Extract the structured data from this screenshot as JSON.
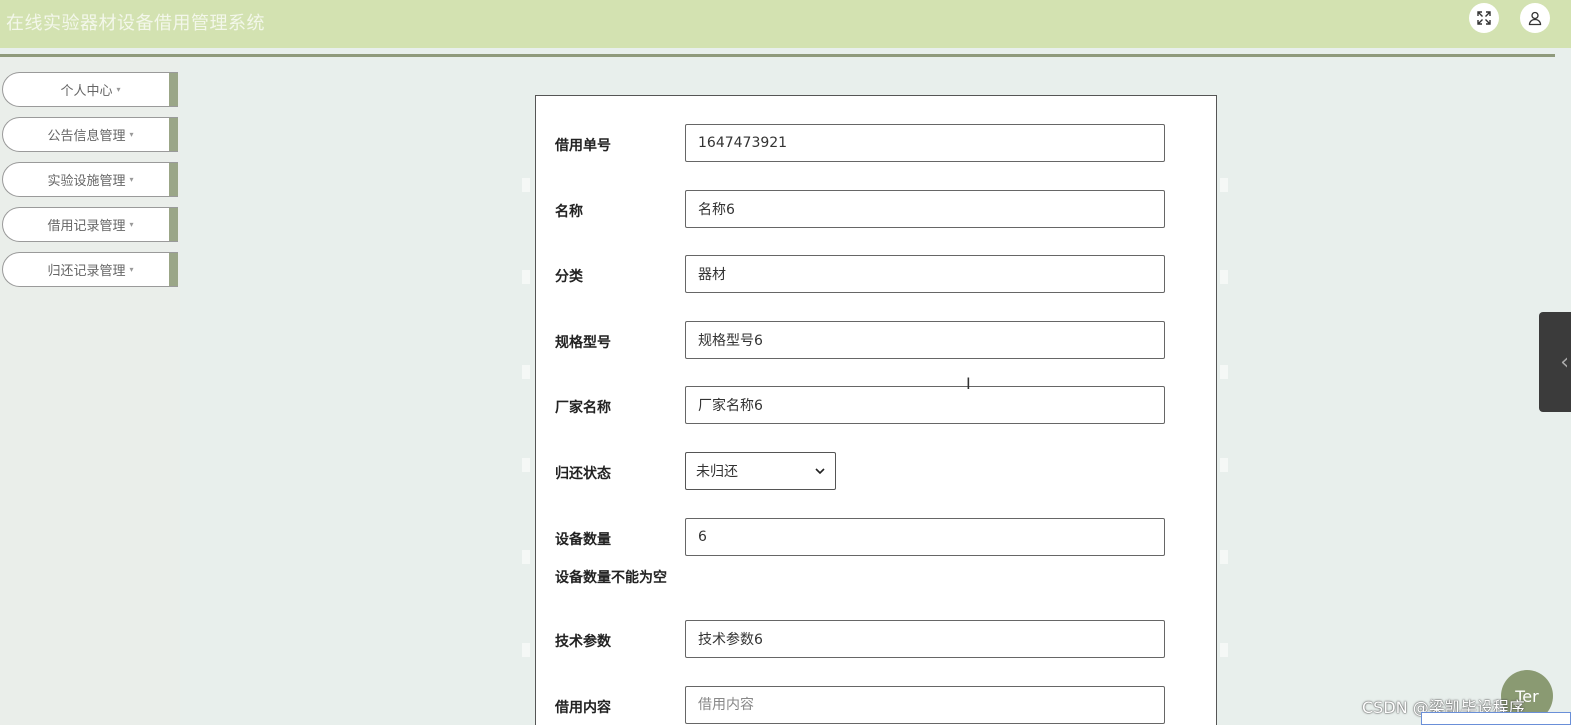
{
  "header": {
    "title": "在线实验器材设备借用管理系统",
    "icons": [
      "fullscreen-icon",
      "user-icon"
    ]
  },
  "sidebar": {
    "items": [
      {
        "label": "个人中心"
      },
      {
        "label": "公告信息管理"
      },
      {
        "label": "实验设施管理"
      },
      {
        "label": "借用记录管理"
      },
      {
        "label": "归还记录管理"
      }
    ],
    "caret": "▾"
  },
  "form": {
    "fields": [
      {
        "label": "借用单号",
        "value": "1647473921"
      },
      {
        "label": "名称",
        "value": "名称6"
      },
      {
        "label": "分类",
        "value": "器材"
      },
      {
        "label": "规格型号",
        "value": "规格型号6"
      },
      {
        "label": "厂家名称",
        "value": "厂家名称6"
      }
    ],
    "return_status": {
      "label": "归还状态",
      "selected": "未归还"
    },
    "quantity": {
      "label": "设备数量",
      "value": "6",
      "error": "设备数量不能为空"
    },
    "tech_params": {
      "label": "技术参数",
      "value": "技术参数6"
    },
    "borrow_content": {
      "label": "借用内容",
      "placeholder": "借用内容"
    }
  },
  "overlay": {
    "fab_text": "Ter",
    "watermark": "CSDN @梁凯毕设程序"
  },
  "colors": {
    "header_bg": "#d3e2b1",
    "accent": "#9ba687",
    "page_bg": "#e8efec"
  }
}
□ □ □
WORK INSTRUCTIONS — Go through the records above, find every line with the word "value", and list those lines.

THE ANSWER —
        "value": "1647473921"
        "value": "名称6"
        "value": "器材"
        "value": "规格型号6"
        "value": "厂家名称6"
      "value": "6",
      "value": "技术参数6"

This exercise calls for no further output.